**PROBLEM TO WORK ON**. Please reproduce everything in the records from the line containing "Pick out 37" down to the line containing "point xyxy=(483,348,493,360)", with both of those lines included.

**GIVEN RECORDS**.
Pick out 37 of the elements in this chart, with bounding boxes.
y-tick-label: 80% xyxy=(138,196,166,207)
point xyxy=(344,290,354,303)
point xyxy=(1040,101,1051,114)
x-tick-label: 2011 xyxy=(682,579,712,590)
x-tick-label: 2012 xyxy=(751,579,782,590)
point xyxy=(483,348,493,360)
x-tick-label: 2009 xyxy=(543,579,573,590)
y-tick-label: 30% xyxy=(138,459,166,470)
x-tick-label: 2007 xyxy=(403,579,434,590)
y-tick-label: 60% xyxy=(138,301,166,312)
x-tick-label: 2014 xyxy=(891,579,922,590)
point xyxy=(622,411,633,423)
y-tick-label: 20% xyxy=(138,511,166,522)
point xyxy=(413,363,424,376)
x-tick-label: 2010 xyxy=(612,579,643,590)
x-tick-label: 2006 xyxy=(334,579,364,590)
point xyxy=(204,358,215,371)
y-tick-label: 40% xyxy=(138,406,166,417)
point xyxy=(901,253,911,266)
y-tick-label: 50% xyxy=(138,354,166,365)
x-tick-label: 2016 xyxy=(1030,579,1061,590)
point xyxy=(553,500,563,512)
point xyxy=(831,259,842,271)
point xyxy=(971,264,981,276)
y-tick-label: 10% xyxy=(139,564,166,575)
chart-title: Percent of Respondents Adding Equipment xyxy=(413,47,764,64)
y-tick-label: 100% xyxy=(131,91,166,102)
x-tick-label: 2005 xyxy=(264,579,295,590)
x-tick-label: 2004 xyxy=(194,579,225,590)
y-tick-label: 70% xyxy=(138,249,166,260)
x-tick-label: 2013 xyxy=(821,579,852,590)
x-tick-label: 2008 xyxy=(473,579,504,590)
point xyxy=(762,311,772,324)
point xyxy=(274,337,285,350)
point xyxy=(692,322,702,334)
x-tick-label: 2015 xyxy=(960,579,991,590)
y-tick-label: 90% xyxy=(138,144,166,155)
==
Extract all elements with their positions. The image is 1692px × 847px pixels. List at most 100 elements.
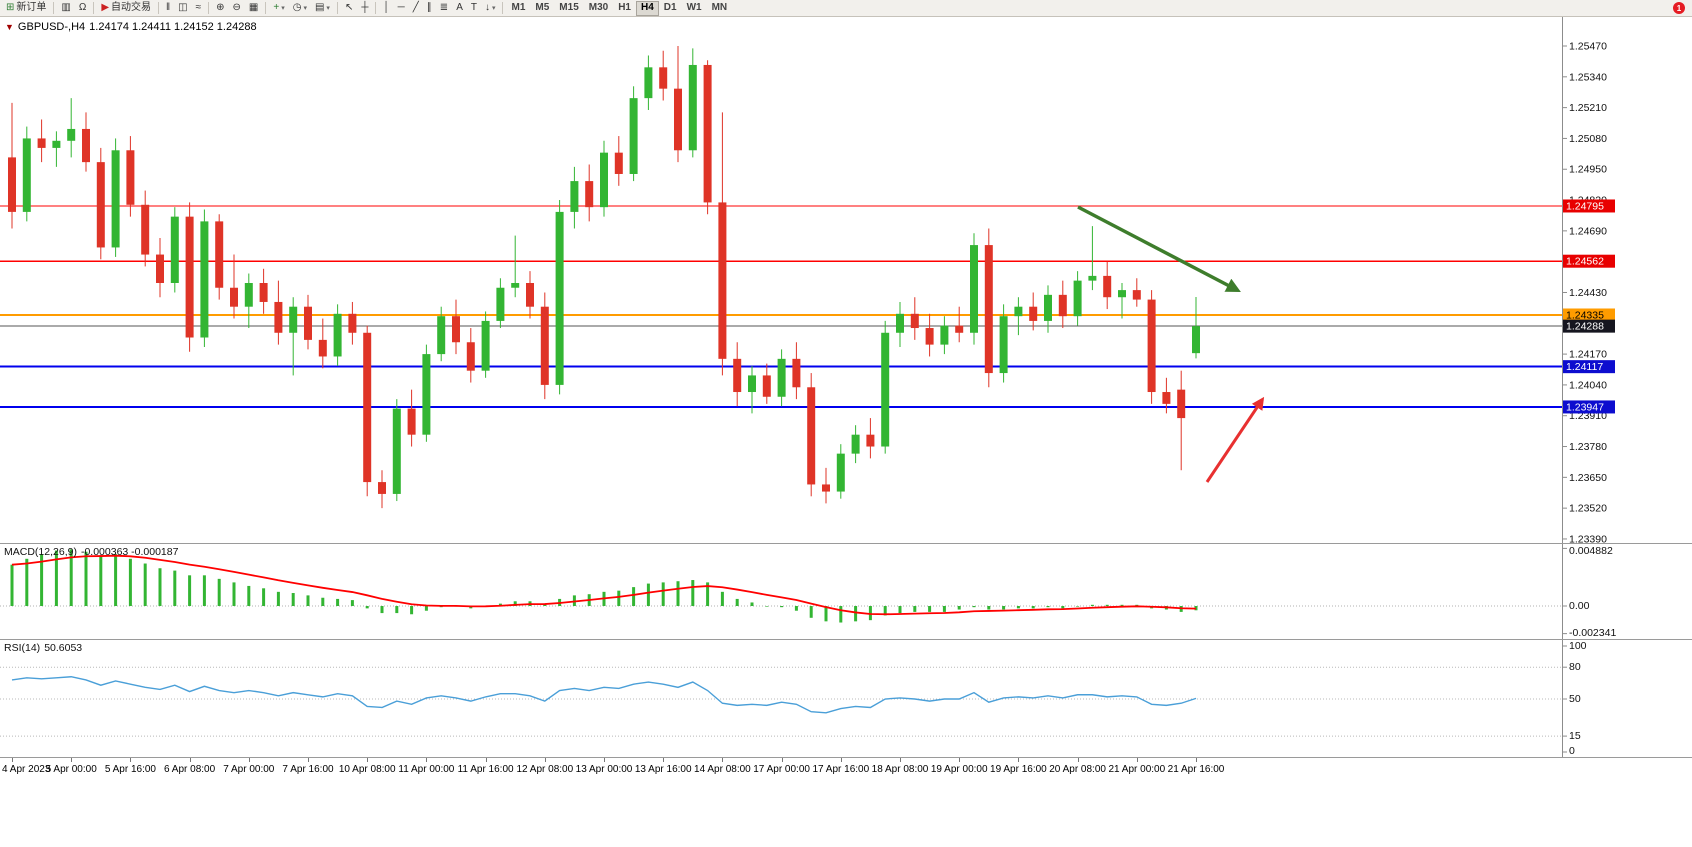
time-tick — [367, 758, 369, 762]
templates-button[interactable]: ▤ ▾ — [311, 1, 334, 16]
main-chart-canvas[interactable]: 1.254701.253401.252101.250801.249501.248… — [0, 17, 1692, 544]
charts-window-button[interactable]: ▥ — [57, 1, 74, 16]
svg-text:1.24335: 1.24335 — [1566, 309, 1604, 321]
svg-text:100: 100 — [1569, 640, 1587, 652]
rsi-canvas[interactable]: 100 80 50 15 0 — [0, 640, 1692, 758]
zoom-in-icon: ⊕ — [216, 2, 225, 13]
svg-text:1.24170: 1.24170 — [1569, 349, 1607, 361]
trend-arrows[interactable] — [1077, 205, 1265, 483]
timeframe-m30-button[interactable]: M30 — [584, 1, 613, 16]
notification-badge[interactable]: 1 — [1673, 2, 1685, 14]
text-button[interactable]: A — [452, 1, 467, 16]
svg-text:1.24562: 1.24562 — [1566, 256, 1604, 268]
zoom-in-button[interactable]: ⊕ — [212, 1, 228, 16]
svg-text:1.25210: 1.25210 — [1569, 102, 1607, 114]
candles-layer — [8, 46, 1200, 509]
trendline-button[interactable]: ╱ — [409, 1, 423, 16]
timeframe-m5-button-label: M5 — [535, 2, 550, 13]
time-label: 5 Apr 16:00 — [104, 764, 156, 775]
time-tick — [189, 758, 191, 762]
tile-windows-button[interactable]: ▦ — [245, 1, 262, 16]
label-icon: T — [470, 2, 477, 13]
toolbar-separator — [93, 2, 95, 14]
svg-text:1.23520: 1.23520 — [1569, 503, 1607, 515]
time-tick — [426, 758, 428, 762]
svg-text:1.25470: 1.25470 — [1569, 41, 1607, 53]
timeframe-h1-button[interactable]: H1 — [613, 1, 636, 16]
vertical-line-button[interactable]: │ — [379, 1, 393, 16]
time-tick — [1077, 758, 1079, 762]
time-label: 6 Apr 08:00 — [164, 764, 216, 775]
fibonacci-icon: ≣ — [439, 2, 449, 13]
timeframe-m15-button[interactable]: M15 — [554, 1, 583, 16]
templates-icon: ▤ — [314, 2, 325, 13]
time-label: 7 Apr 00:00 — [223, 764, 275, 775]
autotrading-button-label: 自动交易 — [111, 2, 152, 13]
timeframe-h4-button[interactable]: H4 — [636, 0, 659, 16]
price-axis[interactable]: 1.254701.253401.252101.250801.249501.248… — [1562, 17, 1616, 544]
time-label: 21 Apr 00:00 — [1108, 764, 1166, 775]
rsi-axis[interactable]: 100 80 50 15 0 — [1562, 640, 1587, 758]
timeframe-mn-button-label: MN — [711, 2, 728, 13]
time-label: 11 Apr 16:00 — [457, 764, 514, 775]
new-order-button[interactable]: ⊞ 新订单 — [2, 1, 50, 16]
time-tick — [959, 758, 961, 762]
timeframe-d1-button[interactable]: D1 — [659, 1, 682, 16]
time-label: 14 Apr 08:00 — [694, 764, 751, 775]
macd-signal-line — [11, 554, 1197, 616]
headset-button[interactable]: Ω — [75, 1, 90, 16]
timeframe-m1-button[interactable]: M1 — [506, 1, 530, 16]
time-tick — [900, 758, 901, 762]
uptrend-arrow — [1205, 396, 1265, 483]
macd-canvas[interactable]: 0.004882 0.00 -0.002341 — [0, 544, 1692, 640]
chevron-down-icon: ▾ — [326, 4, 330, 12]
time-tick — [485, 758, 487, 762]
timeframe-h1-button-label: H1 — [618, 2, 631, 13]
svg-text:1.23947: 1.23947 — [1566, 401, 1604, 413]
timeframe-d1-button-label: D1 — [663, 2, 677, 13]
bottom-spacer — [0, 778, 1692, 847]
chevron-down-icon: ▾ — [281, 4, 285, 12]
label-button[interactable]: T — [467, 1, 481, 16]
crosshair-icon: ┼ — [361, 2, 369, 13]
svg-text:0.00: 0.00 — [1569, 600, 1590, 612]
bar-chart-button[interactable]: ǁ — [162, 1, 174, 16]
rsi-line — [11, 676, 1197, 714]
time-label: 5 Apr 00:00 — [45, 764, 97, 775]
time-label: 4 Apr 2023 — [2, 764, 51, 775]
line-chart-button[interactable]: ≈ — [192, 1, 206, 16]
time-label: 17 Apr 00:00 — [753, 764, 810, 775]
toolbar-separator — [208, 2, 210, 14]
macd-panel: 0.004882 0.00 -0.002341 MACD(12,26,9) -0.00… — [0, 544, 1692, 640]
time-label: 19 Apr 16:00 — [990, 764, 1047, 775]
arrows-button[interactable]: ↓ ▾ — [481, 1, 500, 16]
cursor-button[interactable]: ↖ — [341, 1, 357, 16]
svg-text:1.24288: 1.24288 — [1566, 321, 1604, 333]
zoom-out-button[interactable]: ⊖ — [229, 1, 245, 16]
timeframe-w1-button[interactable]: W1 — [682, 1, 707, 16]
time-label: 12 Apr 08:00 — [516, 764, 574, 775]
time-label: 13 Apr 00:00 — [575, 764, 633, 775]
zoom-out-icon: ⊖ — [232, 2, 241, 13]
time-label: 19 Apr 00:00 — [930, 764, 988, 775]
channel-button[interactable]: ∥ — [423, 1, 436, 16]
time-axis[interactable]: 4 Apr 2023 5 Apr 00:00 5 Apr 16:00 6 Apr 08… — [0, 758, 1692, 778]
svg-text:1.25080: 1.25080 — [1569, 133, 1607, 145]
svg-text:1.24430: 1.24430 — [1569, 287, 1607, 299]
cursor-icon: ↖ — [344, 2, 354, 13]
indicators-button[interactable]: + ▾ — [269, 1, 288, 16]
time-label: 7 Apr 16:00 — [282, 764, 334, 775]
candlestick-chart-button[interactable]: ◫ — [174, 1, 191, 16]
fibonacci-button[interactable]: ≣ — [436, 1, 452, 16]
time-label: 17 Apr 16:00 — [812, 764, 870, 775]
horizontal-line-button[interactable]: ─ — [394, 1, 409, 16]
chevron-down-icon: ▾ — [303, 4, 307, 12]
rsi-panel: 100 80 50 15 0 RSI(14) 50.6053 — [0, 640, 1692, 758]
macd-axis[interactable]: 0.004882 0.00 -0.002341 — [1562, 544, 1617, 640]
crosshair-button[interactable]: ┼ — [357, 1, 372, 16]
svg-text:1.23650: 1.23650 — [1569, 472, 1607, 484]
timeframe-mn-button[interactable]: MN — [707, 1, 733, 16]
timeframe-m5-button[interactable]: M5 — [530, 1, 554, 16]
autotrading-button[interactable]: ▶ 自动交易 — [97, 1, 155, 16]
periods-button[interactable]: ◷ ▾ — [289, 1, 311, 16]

**RESPONSE TO THE EXERCISE**.
Pick out 37 of the elements in this chart, with bounding boxes.
y-tick-label: 80% xyxy=(138,196,166,207)
point xyxy=(344,290,354,303)
point xyxy=(1040,101,1051,114)
x-tick-label: 2011 xyxy=(682,579,712,590)
x-tick-label: 2012 xyxy=(751,579,782,590)
point xyxy=(483,348,493,360)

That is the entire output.